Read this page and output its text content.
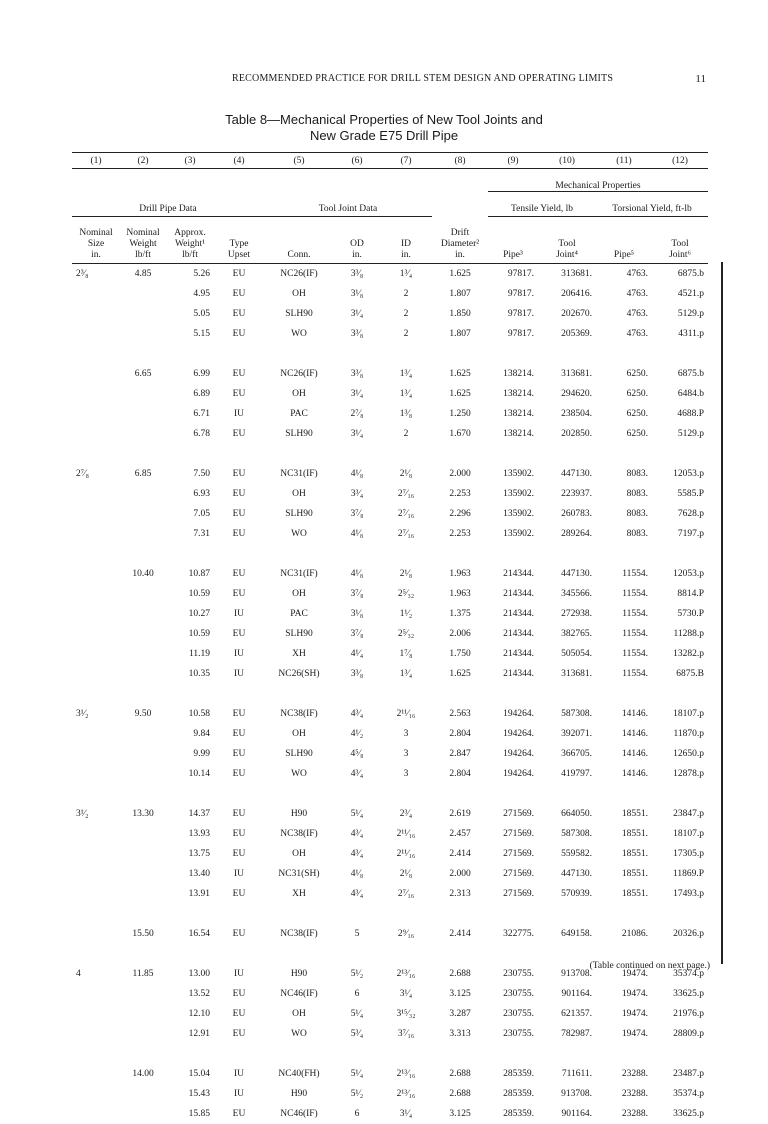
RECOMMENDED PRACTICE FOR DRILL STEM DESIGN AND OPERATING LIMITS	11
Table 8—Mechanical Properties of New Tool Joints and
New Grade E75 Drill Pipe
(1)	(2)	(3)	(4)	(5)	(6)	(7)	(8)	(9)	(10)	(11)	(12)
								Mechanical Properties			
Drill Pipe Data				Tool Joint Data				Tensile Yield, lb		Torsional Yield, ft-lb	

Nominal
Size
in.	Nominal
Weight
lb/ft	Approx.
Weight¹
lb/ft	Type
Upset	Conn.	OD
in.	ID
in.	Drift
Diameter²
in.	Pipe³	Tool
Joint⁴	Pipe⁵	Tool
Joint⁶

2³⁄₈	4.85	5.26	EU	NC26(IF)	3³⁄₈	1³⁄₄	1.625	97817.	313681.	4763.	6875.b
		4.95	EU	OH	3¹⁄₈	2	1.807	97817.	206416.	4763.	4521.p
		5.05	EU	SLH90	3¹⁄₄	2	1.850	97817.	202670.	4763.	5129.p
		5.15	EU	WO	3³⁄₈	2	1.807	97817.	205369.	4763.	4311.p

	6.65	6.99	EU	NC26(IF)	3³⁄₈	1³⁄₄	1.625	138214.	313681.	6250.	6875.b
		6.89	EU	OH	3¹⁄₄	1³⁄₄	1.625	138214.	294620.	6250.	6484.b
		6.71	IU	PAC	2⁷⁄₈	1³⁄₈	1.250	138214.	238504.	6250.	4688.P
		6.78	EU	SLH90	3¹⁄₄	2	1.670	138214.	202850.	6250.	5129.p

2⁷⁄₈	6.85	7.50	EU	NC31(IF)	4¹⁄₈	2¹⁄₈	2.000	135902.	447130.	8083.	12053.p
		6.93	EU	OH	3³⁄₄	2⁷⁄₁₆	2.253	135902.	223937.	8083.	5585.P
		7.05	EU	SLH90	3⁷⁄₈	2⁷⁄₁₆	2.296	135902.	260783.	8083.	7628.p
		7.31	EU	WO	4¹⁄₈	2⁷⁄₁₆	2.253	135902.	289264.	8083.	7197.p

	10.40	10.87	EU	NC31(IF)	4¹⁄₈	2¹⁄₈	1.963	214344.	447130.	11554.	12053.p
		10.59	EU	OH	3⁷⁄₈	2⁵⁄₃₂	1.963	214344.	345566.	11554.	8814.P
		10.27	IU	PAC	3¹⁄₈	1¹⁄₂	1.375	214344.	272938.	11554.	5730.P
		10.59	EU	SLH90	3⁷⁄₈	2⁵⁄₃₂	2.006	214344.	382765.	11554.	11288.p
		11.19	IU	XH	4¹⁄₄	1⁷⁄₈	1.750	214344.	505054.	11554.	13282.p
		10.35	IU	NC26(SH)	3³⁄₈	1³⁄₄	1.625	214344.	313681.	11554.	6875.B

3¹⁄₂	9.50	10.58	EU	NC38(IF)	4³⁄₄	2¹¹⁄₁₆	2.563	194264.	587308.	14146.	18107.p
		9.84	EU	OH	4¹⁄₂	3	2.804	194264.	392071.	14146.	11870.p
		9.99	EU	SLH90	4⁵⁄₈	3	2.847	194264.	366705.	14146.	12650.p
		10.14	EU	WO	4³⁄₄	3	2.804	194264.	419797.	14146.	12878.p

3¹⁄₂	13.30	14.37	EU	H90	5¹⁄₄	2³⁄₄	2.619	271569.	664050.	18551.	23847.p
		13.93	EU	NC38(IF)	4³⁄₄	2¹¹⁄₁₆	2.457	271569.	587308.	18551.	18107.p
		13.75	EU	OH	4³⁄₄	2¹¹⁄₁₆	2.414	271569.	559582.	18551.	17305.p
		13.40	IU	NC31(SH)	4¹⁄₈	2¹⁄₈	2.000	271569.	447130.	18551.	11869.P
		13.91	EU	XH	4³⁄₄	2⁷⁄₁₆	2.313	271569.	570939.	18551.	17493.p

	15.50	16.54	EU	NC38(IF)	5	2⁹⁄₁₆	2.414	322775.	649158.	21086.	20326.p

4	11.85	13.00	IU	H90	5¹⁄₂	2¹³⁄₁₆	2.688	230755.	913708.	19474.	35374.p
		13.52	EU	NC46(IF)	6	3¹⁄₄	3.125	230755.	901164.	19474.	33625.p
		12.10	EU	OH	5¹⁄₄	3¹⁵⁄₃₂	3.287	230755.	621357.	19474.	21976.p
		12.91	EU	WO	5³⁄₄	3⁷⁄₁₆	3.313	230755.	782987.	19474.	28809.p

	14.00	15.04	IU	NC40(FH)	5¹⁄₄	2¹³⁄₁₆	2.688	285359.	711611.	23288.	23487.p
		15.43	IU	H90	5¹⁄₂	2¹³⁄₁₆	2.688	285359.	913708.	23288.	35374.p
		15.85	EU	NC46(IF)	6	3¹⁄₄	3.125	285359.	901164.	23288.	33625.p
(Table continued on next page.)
______
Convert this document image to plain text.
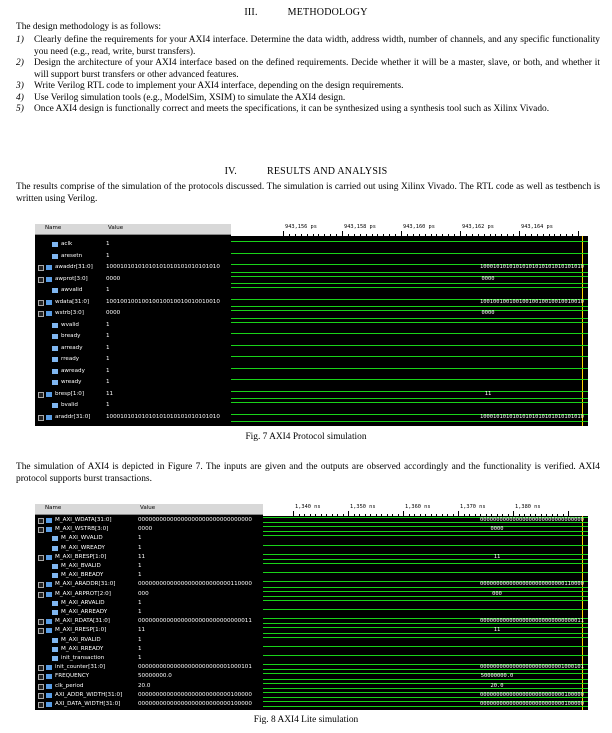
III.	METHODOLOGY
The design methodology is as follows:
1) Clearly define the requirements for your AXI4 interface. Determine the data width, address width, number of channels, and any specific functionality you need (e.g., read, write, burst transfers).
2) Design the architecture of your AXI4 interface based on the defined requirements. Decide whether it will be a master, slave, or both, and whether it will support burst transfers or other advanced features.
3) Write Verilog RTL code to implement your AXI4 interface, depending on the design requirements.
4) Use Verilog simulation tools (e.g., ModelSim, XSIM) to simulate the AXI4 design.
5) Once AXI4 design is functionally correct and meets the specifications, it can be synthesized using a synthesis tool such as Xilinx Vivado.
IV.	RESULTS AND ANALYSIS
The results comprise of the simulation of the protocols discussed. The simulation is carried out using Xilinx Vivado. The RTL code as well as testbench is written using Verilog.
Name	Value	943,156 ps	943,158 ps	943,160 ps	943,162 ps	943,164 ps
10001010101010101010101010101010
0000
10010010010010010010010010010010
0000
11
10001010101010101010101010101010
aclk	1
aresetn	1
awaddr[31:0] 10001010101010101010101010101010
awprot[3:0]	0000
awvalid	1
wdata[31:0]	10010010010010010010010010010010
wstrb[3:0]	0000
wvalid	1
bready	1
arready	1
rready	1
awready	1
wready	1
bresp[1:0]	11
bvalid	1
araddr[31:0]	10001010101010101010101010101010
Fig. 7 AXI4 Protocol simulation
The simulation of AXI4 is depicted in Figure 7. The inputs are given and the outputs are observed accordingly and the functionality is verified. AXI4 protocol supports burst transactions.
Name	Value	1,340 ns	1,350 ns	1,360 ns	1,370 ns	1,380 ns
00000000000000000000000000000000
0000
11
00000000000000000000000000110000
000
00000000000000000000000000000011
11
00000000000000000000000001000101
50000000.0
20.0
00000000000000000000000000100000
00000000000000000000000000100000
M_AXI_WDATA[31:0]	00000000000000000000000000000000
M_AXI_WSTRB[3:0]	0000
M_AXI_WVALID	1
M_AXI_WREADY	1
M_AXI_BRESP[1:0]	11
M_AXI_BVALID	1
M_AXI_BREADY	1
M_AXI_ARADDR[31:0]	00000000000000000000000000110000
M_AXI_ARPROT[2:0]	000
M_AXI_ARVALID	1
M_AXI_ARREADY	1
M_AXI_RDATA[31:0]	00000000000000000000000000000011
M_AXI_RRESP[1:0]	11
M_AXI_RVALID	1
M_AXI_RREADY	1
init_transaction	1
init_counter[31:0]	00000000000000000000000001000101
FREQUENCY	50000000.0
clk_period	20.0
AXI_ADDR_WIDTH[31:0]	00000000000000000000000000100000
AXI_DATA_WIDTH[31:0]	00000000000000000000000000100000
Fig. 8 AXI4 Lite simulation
______
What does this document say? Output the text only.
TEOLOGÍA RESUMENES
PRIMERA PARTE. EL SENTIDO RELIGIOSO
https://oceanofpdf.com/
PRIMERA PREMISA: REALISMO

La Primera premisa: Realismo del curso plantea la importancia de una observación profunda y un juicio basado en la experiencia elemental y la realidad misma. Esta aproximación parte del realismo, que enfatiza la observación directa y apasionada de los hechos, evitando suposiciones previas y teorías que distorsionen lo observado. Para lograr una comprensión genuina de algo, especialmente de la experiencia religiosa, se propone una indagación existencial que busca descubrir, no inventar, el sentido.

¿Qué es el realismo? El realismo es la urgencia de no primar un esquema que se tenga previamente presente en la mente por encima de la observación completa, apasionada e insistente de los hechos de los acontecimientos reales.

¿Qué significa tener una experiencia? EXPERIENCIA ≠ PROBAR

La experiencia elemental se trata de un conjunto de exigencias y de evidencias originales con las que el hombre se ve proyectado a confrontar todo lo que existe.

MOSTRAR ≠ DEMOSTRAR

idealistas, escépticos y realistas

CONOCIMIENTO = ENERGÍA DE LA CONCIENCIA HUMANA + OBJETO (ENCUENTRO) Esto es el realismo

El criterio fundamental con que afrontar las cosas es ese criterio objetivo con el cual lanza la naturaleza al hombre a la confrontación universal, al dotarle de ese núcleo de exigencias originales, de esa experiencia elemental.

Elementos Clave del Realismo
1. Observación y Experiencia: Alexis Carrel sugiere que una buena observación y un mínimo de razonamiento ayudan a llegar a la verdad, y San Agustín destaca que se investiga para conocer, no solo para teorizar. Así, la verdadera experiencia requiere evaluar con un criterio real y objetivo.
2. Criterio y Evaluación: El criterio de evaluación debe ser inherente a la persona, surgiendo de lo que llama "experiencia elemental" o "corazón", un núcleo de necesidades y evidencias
______
- _What to produce_
Using the listing above, gather each line that holds the string "page" and copy it.

- _Reply_
Read this page and output its text content.
(Table continued on next page.)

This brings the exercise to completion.